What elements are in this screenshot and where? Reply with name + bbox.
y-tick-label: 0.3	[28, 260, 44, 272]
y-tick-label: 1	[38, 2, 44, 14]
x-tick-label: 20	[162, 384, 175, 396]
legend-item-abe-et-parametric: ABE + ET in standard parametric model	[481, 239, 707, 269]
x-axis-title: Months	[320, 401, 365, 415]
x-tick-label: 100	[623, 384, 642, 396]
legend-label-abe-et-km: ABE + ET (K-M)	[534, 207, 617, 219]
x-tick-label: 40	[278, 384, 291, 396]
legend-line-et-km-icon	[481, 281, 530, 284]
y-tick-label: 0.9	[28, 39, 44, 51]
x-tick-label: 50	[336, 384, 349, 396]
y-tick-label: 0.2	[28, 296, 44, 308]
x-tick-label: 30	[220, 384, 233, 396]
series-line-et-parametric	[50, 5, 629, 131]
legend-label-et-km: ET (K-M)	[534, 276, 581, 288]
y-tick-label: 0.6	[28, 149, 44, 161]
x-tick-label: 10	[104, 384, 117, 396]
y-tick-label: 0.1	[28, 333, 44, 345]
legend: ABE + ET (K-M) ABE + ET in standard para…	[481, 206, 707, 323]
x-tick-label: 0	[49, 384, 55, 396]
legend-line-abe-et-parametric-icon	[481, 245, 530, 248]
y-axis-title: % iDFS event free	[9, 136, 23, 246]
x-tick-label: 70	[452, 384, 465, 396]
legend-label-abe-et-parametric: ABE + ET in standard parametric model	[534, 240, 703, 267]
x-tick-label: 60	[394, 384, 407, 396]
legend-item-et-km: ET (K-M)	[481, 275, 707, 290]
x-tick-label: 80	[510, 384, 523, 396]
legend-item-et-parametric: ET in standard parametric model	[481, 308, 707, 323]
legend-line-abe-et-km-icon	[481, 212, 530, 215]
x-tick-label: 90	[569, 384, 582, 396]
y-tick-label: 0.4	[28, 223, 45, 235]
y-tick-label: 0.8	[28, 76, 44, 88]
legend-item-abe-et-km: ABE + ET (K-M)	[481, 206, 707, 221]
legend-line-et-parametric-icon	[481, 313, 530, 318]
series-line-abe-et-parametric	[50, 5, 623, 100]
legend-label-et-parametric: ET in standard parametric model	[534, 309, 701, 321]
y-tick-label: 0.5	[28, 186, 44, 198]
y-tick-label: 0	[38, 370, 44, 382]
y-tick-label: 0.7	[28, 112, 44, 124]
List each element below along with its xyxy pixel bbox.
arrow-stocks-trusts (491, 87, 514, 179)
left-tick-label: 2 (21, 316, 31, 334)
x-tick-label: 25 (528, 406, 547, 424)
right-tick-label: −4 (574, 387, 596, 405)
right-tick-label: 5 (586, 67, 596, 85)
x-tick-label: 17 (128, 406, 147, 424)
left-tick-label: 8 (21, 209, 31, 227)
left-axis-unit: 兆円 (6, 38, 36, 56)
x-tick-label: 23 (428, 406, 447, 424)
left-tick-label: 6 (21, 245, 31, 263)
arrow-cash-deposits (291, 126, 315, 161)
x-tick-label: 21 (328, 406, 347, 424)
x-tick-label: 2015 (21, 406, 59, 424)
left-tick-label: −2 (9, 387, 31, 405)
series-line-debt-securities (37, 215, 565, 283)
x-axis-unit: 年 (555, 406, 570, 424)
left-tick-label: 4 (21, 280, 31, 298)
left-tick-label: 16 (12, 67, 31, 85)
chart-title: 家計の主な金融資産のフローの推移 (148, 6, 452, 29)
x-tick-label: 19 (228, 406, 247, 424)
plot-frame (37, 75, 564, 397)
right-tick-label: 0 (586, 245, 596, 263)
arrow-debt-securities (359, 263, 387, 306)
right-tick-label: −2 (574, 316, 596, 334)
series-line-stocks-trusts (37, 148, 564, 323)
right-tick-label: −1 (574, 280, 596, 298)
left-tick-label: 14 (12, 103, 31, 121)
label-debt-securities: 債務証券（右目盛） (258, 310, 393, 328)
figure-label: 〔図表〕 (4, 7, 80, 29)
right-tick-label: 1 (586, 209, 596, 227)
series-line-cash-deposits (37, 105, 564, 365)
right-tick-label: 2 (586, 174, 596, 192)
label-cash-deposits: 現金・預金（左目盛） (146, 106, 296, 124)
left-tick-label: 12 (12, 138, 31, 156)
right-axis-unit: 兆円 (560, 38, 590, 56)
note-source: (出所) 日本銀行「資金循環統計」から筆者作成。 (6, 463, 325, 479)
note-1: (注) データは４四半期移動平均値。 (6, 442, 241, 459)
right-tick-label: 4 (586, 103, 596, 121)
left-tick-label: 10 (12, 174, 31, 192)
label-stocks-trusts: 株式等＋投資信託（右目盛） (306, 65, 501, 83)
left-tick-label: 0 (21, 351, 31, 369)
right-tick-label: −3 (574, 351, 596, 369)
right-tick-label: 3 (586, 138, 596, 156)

◆ ◆ ◆

Task brief » Reproduce all of the data above verbatim, line by line from start to finish, without changing, omitting, or reordering anything.

Exercise response »
What elements are in this screenshot and where? Reply with name + bbox.
y-tick-label: 0.3	[28, 260, 44, 272]
y-tick-label: 1	[38, 2, 44, 14]
x-tick-label: 20	[162, 384, 175, 396]
legend-item-abe-et-parametric: ABE + ET in standard parametric model	[481, 239, 707, 269]
x-axis-title: Months	[320, 401, 365, 415]
x-tick-label: 100	[623, 384, 642, 396]
legend-label-abe-et-km: ABE + ET (K-M)	[534, 207, 617, 219]
x-tick-label: 40	[278, 384, 291, 396]
legend-line-et-km-icon	[481, 281, 530, 284]
y-tick-label: 0.9	[28, 39, 44, 51]
x-tick-label: 50	[336, 384, 349, 396]
y-tick-label: 0.2	[28, 296, 44, 308]
x-tick-label: 30	[220, 384, 233, 396]
series-line-et-parametric	[50, 5, 629, 131]
legend-label-et-km: ET (K-M)	[534, 276, 581, 288]
y-tick-label: 0.6	[28, 149, 44, 161]
x-tick-label: 10	[104, 384, 117, 396]
y-tick-label: 0.1	[28, 333, 44, 345]
legend: ABE + ET (K-M) ABE + ET in standard para…	[481, 206, 707, 323]
x-tick-label: 0	[49, 384, 55, 396]
legend-line-abe-et-parametric-icon	[481, 245, 530, 248]
y-axis-title: % iDFS event free	[9, 136, 23, 246]
x-tick-label: 70	[452, 384, 465, 396]
legend-label-abe-et-parametric: ABE + ET in standard parametric model	[534, 240, 703, 267]
x-tick-label: 60	[394, 384, 407, 396]
legend-item-et-km: ET (K-M)	[481, 275, 707, 290]
x-tick-label: 80	[510, 384, 523, 396]
legend-item-et-parametric: ET in standard parametric model	[481, 308, 707, 323]
legend-line-abe-et-km-icon	[481, 212, 530, 215]
x-tick-label: 90	[569, 384, 582, 396]
y-tick-label: 0.4	[28, 223, 45, 235]
y-tick-label: 0.8	[28, 76, 44, 88]
legend-item-abe-et-km: ABE + ET (K-M)	[481, 206, 707, 221]
legend-line-et-parametric-icon	[481, 313, 530, 318]
series-line-abe-et-parametric	[50, 5, 623, 100]
legend-label-et-parametric: ET in standard parametric model	[534, 309, 701, 321]
y-tick-label: 0.5	[28, 186, 44, 198]
y-tick-label: 0	[38, 370, 44, 382]
y-tick-label: 0.7	[28, 112, 44, 124]
List each element below along with its xyxy pixel bbox.
arrow-stocks-trusts (491, 87, 514, 179)
left-tick-label: 2 (21, 316, 31, 334)
x-tick-label: 25 (528, 406, 547, 424)
right-tick-label: −4 (574, 387, 596, 405)
right-tick-label: 5 (586, 67, 596, 85)
x-tick-label: 17 (128, 406, 147, 424)
left-tick-label: 8 (21, 209, 31, 227)
left-axis-unit: 兆円 (6, 38, 36, 56)
x-tick-label: 23 (428, 406, 447, 424)
left-tick-label: 6 (21, 245, 31, 263)
arrow-cash-deposits (291, 126, 315, 161)
x-tick-label: 21 (328, 406, 347, 424)
x-tick-label: 2015 (21, 406, 59, 424)
left-tick-label: −2 (9, 387, 31, 405)
series-line-debt-securities (37, 215, 565, 283)
x-axis-unit: 年 (555, 406, 570, 424)
left-tick-label: 4 (21, 280, 31, 298)
left-tick-label: 16 (12, 67, 31, 85)
chart-title: 家計の主な金融資産のフローの推移 (148, 6, 452, 29)
x-tick-label: 19 (228, 406, 247, 424)
plot-frame (37, 75, 564, 397)
right-tick-label: 0 (586, 245, 596, 263)
arrow-debt-securities (359, 263, 387, 306)
right-tick-label: −2 (574, 316, 596, 334)
series-line-stocks-trusts (37, 148, 564, 323)
right-tick-label: −1 (574, 280, 596, 298)
left-tick-label: 14 (12, 103, 31, 121)
label-debt-securities: 債務証券（右目盛） (258, 310, 393, 328)
figure-label: 〔図表〕 (4, 7, 80, 29)
right-tick-label: 1 (586, 209, 596, 227)
series-line-cash-deposits (37, 105, 564, 365)
right-tick-label: 2 (586, 174, 596, 192)
label-cash-deposits: 現金・預金（左目盛） (146, 106, 296, 124)
left-tick-label: 12 (12, 138, 31, 156)
right-axis-unit: 兆円 (560, 38, 590, 56)
note-source: (出所) 日本銀行「資金循環統計」から筆者作成。 (6, 463, 325, 479)
note-1: (注) データは４四半期移動平均値。 (6, 442, 241, 459)
right-tick-label: 4 (586, 103, 596, 121)
left-tick-label: 10 (12, 174, 31, 192)
label-stocks-trusts: 株式等＋投資信託（右目盛） (306, 65, 501, 83)
left-tick-label: 0 (21, 351, 31, 369)
right-tick-label: −3 (574, 351, 596, 369)
right-tick-label: 3 (586, 138, 596, 156)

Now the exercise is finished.